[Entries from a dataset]
^^^^^^^^

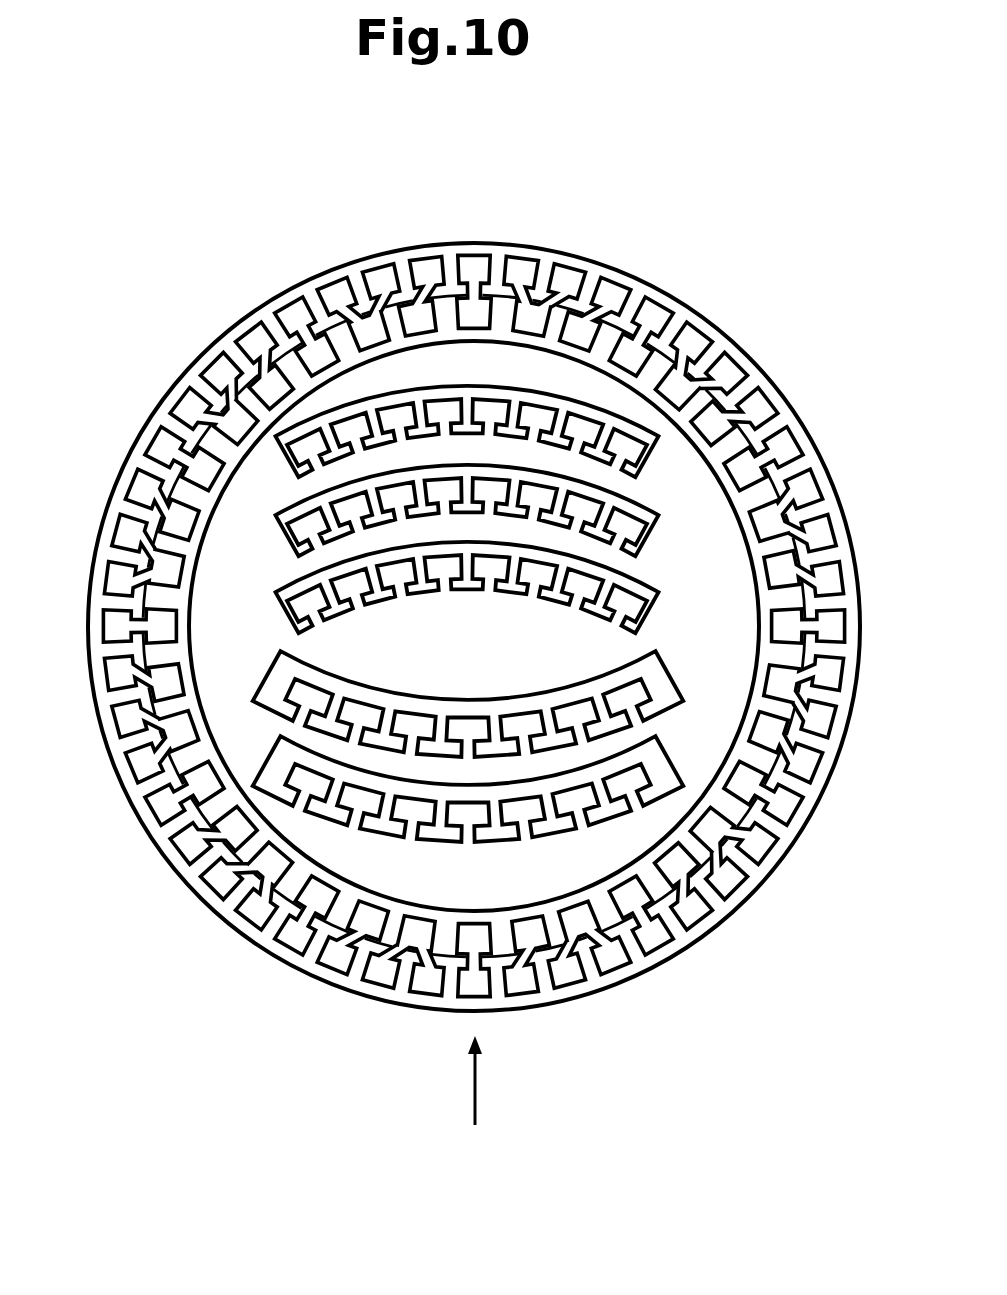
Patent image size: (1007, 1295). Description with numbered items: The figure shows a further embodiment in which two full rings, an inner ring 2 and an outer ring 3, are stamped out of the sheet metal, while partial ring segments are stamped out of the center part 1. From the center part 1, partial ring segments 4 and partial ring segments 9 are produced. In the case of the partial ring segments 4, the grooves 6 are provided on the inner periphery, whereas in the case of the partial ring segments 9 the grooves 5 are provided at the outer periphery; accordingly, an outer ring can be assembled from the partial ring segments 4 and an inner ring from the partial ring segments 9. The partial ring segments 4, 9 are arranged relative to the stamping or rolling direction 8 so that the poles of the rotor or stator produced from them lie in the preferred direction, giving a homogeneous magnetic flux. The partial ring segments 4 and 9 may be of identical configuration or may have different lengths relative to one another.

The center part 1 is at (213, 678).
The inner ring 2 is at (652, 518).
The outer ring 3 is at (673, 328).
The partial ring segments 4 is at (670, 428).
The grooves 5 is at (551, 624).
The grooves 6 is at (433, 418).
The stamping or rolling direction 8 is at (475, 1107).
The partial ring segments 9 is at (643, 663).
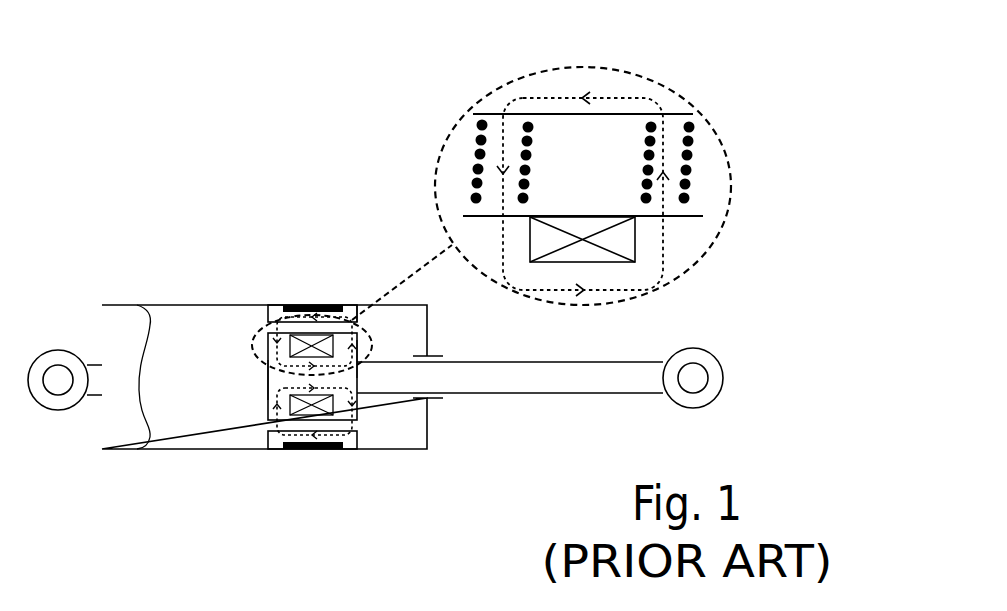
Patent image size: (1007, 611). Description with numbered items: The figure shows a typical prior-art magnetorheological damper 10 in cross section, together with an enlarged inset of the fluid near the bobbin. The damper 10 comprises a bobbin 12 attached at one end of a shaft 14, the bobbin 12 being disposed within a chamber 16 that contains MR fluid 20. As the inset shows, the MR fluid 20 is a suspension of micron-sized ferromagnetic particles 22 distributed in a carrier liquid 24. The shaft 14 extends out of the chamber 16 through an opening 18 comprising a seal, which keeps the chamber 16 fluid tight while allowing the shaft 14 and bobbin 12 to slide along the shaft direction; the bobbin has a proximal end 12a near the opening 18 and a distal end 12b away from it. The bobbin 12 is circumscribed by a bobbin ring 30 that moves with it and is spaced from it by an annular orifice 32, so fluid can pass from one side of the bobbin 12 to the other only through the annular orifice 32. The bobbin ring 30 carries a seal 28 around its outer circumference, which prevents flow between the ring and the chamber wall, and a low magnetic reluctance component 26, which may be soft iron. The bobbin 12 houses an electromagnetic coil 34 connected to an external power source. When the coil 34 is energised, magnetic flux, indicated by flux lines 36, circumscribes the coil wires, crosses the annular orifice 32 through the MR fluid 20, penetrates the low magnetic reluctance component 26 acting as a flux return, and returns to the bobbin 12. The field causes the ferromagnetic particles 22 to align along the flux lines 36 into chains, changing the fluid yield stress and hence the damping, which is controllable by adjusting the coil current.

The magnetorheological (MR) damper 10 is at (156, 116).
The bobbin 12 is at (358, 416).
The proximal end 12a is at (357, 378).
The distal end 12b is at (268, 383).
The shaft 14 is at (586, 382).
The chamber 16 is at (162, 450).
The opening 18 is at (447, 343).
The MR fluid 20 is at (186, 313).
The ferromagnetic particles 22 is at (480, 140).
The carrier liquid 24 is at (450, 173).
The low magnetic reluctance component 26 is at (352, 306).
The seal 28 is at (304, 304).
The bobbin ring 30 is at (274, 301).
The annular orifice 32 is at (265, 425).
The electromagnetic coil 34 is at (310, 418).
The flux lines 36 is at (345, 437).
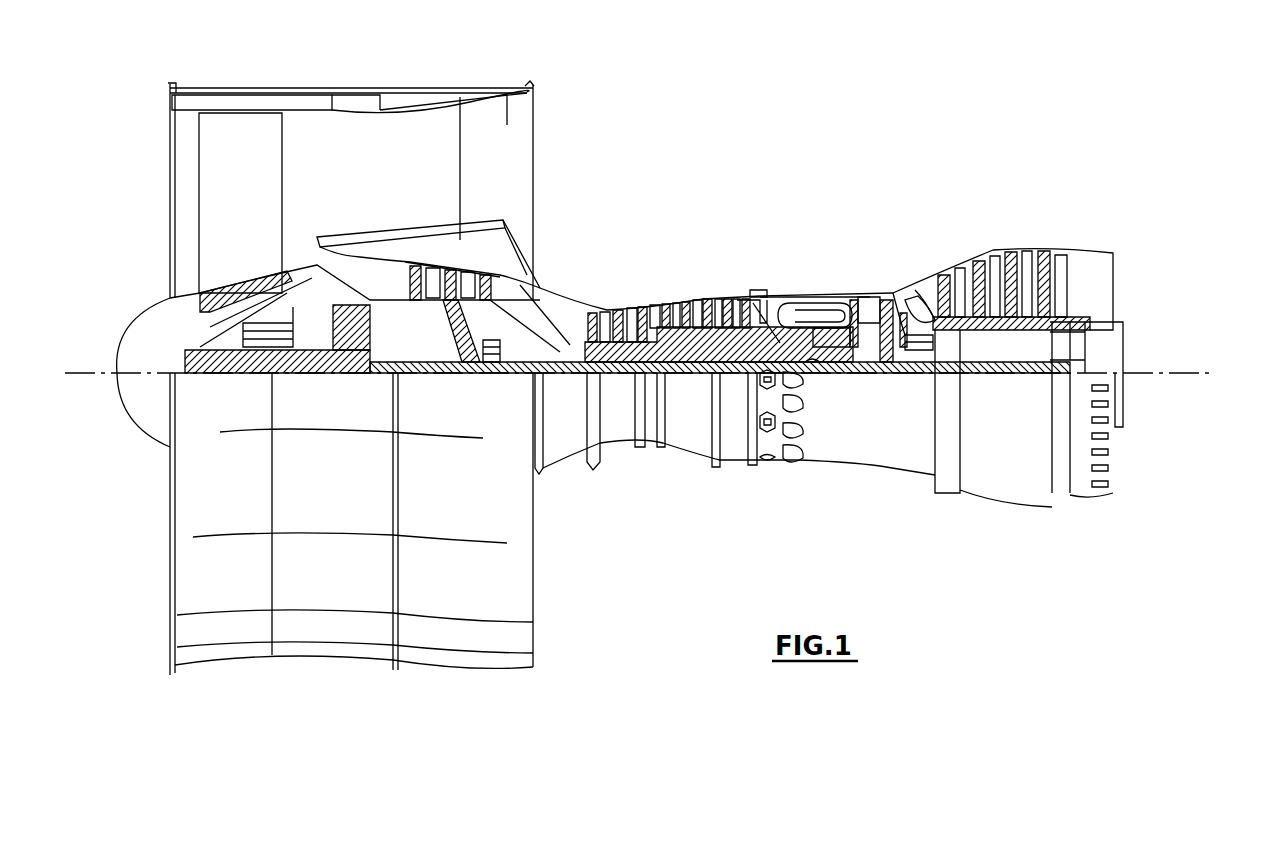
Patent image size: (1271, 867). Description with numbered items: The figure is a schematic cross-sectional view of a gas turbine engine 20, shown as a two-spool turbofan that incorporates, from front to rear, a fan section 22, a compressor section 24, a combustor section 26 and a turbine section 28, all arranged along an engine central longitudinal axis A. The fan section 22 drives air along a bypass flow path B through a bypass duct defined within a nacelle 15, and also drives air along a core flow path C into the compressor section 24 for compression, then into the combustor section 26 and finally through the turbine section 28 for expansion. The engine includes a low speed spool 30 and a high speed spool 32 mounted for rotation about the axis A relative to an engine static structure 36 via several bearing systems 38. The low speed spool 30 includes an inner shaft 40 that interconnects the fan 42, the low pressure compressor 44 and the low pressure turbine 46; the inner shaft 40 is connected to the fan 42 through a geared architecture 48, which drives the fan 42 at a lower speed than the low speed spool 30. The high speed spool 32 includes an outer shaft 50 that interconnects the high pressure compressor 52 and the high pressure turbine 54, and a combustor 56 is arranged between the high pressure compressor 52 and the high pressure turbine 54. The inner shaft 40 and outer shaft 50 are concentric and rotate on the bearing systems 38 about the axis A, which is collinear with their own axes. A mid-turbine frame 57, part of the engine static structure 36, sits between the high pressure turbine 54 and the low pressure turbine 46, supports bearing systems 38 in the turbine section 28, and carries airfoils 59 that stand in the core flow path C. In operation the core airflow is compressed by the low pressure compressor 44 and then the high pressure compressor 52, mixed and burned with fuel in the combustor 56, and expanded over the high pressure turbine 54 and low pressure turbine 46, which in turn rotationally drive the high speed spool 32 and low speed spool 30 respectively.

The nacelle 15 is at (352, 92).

^^^^^^^^

◆ **TASK GOAL**:
Copy all of the data above word for word, omitting the pictures.

◆ **SOLUTION FOR THIS TASK**:
Patent image size: (1007, 1295). Description with numbered items: The figure shows a further embodiment in which two full rings, an inner ring 2 and an outer ring 3, are stamped out of the sheet metal, while partial ring segments are stamped out of the center part 1. From the center part 1, partial ring segments 4 and partial ring segments 9 are produced. In the case of the partial ring segments 4, the grooves 6 are provided on the inner periphery, whereas in the case of the partial ring segments 9 the grooves 5 are provided at the outer periphery; accordingly, an outer ring can be assembled from the partial ring segments 4 and an inner ring from the partial ring segments 9. The partial ring segments 4, 9 are arranged relative to the stamping or rolling direction 8 so that the poles of the rotor or stator produced from them lie in the preferred direction, giving a homogeneous magnetic flux. The partial ring segments 4 and 9 may be of identical configuration or may have different lengths relative to one another.

The center part 1 is at (213, 678).
The inner ring 2 is at (652, 518).
The outer ring 3 is at (673, 328).
The partial ring segments 4 is at (670, 428).
The grooves 5 is at (551, 624).
The grooves 6 is at (433, 418).
The stamping or rolling direction 8 is at (475, 1107).
The partial ring segments 9 is at (643, 663).
Patent image size: (1007, 611). Description with numbered items: The figure shows a typical prior-art magnetorheological damper 10 in cross section, together with an enlarged inset of the fluid near the bobbin. The damper 10 comprises a bobbin 12 attached at one end of a shaft 14, the bobbin 12 being disposed within a chamber 16 that contains MR fluid 20. As the inset shows, the MR fluid 20 is a suspension of micron-sized ferromagnetic particles 22 distributed in a carrier liquid 24. The shaft 14 extends out of the chamber 16 through an opening 18 comprising a seal, which keeps the chamber 16 fluid tight while allowing the shaft 14 and bobbin 12 to slide along the shaft direction; the bobbin has a proximal end 12a near the opening 18 and a distal end 12b away from it. The bobbin 12 is circumscribed by a bobbin ring 30 that moves with it and is spaced from it by an annular orifice 32, so fluid can pass from one side of the bobbin 12 to the other only through the annular orifice 32. The bobbin ring 30 carries a seal 28 around its outer circumference, which prevents flow between the ring and the chamber wall, and a low magnetic reluctance component 26, which may be soft iron. The bobbin 12 houses an electromagnetic coil 34 connected to an external power source. When the coil 34 is energised, magnetic flux, indicated by flux lines 36, circumscribes the coil wires, crosses the annular orifice 32 through the MR fluid 20, penetrates the low magnetic reluctance component 26 acting as a flux return, and returns to the bobbin 12. The field causes the ferromagnetic particles 22 to align along the flux lines 36 into chains, changing the fluid yield stress and hence the damping, which is controllable by adjusting the coil current.

The magnetorheological (MR) damper 10 is at (156, 116).
The bobbin 12 is at (358, 416).
The proximal end 12a is at (357, 378).
The distal end 12b is at (268, 383).
The shaft 14 is at (586, 382).
The chamber 16 is at (162, 450).
The opening 18 is at (447, 343).
The MR fluid 20 is at (186, 313).
The ferromagnetic particles 22 is at (480, 140).
The carrier liquid 24 is at (450, 173).
The low magnetic reluctance component 26 is at (352, 306).
The seal 28 is at (304, 304).
The bobbin ring 30 is at (274, 301).
The annular orifice 32 is at (265, 425).
The electromagnetic coil 34 is at (310, 418).
The flux lines 36 is at (345, 437).
Patent image size: (1271, 867). Description with numbered items: The figure is a schematic cross-sectional view of a gas turbine engine 20, shown as a two-spool turbofan that incorporates, from front to rear, a fan section 22, a compressor section 24, a combustor section 26 and a turbine section 28, all arranged along an engine central longitudinal axis A. The fan section 22 drives air along a bypass flow path B through a bypass duct defined within a nacelle 15, and also drives air along a core flow path C into the compressor section 24 for compression, then into the combustor section 26 and finally through the turbine section 28 for expansion. The engine includes a low speed spool 30 and a high speed spool 32 mounted for rotation about the axis A relative to an engine static structure 36 via several bearing systems 38. The low speed spool 30 includes an inner shaft 40 that interconnects the fan 42, the low pressure compressor 44 and the low pressure turbine 46; the inner shaft 40 is connected to the fan 42 through a geared architecture 48, which drives the fan 42 at a lower speed than the low speed spool 30. The high speed spool 32 includes an outer shaft 50 that interconnects the high pressure compressor 52 and the high pressure turbine 54, and a combustor 56 is arranged between the high pressure compressor 52 and the high pressure turbine 54. The inner shaft 40 and outer shaft 50 are concentric and rotate on the bearing systems 38 about the axis A, which is collinear with their own axes. A mid-turbine frame 57, part of the engine static structure 36, sits between the high pressure turbine 54 and the low pressure turbine 46, supports bearing systems 38 in the turbine section 28, and carries airfoils 59 that stand in the core flow path C. In operation the core airflow is compressed by the low pressure compressor 44 and then the high pressure compressor 52, mixed and burned with fuel in the combustor 56, and expanded over the high pressure turbine 54 and low pressure turbine 46, which in turn rotationally drive the high speed spool 32 and low speed spool 30 respectively.

The nacelle 15 is at (352, 92).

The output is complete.